── Record extracts

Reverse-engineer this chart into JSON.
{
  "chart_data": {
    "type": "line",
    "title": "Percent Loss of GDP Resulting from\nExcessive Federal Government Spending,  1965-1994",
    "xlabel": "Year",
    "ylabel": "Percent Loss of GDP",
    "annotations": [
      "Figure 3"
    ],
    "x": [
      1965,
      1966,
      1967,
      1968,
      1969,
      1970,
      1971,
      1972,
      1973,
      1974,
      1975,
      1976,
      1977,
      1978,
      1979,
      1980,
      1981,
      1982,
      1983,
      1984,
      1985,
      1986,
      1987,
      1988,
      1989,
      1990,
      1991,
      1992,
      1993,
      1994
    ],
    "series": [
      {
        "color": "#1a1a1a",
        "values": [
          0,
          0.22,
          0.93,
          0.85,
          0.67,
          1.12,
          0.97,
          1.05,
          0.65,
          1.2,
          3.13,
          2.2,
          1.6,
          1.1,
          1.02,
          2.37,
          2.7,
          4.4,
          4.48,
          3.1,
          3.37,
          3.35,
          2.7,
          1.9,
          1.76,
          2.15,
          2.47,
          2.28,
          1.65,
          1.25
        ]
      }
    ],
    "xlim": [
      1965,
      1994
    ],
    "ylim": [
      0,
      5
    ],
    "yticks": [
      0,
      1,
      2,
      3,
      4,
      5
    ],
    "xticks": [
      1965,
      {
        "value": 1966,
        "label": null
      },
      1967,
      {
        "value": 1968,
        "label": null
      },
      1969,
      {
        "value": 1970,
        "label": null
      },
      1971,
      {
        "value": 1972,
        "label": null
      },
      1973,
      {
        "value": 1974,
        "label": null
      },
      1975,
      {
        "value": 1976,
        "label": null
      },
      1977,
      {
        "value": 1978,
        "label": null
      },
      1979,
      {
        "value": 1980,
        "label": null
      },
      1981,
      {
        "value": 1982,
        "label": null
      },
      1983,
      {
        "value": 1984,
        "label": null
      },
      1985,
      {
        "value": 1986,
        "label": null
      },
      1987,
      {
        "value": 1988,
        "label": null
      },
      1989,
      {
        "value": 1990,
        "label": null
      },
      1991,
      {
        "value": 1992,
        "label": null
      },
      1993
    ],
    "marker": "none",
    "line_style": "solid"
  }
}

────
── Record extracts

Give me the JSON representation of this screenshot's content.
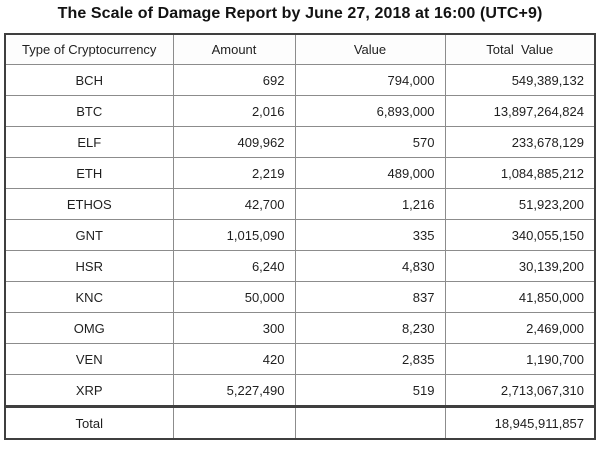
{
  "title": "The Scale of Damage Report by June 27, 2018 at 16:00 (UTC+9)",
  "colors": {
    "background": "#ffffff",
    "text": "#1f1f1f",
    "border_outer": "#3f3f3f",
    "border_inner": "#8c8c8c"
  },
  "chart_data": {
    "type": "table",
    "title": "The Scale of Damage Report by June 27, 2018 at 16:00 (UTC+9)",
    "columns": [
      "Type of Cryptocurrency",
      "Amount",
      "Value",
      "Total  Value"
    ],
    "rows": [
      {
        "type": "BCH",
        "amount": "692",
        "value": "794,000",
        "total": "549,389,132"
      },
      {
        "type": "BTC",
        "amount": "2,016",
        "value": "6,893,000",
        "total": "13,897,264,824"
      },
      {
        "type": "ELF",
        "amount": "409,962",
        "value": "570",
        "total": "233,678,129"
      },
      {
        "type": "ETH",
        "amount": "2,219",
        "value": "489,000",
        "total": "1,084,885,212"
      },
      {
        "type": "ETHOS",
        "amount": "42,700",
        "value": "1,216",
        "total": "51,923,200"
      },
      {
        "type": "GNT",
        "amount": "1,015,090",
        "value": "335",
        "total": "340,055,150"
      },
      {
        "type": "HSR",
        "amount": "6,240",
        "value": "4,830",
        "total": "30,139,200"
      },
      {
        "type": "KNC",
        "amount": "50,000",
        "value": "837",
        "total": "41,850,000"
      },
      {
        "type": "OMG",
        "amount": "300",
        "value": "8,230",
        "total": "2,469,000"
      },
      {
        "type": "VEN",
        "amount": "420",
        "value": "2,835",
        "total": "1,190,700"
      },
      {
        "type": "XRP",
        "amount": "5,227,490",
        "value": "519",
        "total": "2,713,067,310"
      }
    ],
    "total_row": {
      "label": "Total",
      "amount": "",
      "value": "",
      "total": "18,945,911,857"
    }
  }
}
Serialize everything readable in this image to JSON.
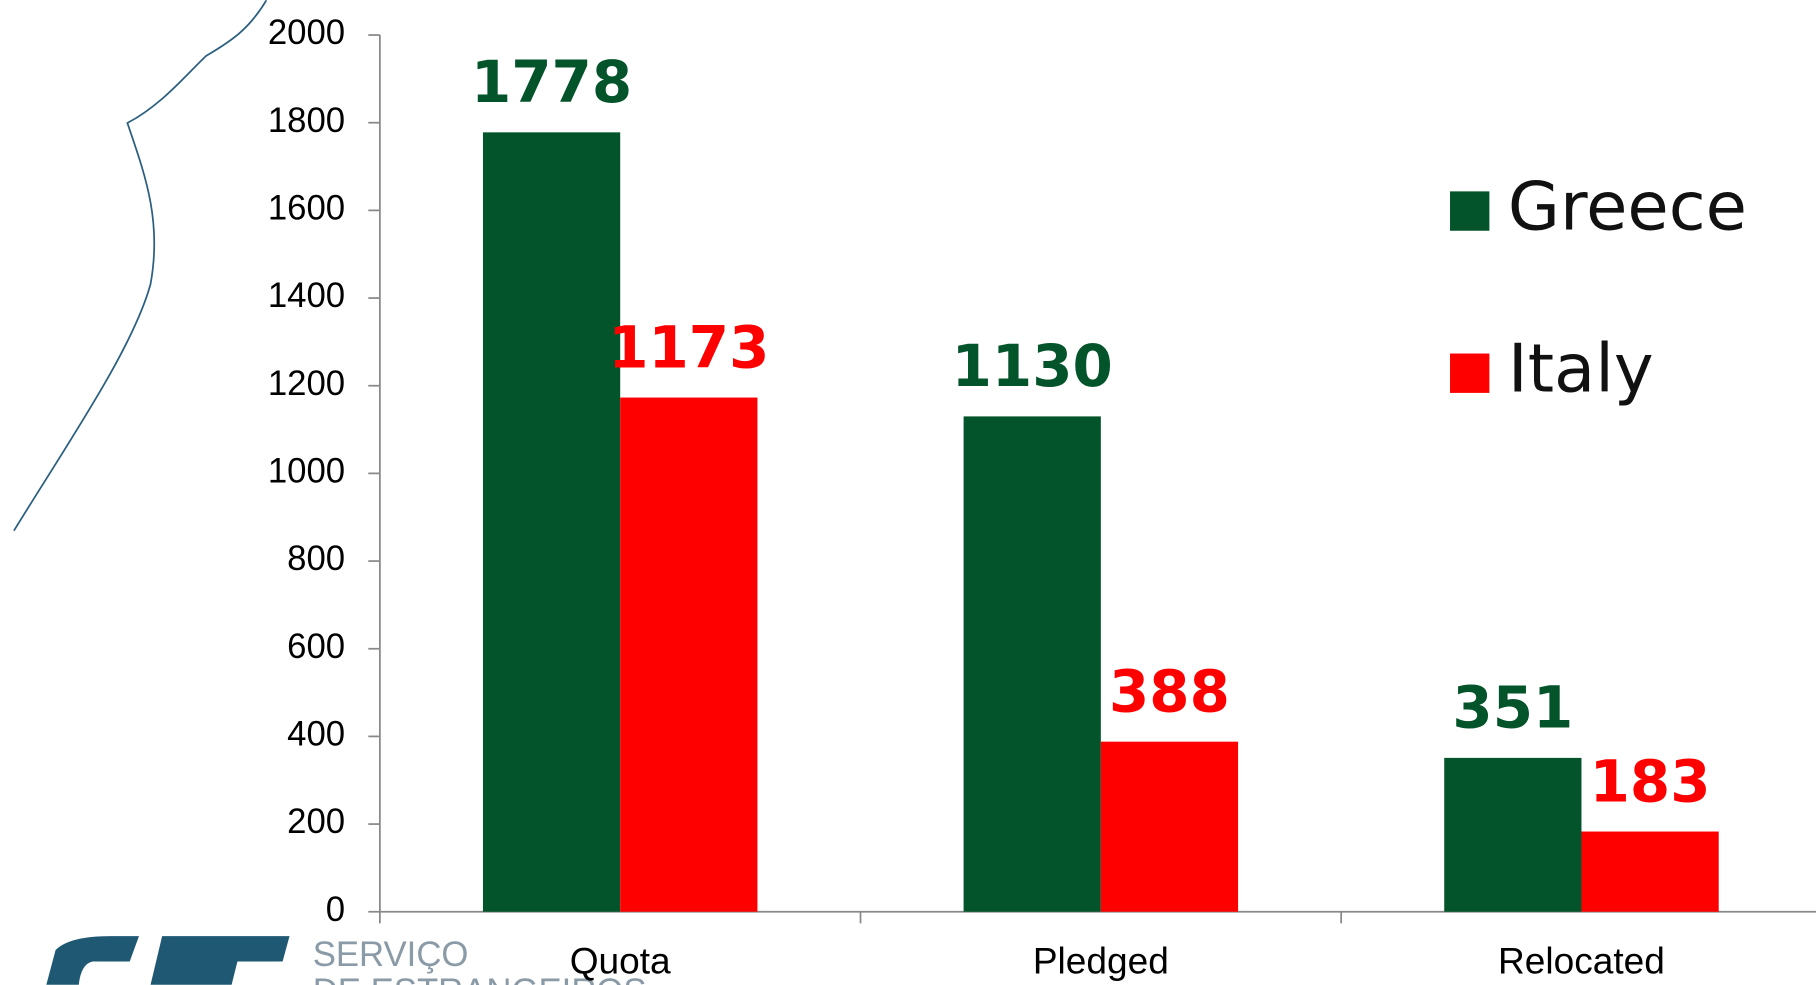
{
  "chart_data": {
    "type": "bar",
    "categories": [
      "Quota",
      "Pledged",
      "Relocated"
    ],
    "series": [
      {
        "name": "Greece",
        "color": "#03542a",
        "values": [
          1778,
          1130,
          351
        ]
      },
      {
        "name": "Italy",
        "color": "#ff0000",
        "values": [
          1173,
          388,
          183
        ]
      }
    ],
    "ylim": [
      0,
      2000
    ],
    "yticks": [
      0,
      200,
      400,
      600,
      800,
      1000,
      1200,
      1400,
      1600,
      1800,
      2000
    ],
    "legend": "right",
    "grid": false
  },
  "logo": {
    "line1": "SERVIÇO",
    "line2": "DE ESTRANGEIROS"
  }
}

────

Extract every line above that contains the word "title".

    "title": "Percent Loss of GDP Resulting from\nExcessive Federal Government Spending,  1965-1994",
  "title": "The Scale of Damage Report by June 27, 2018 at 16:00 (UTC+9)",
    "title": "The Scale of Damage Report by June 27, 2018 at 16:00 (UTC+9)",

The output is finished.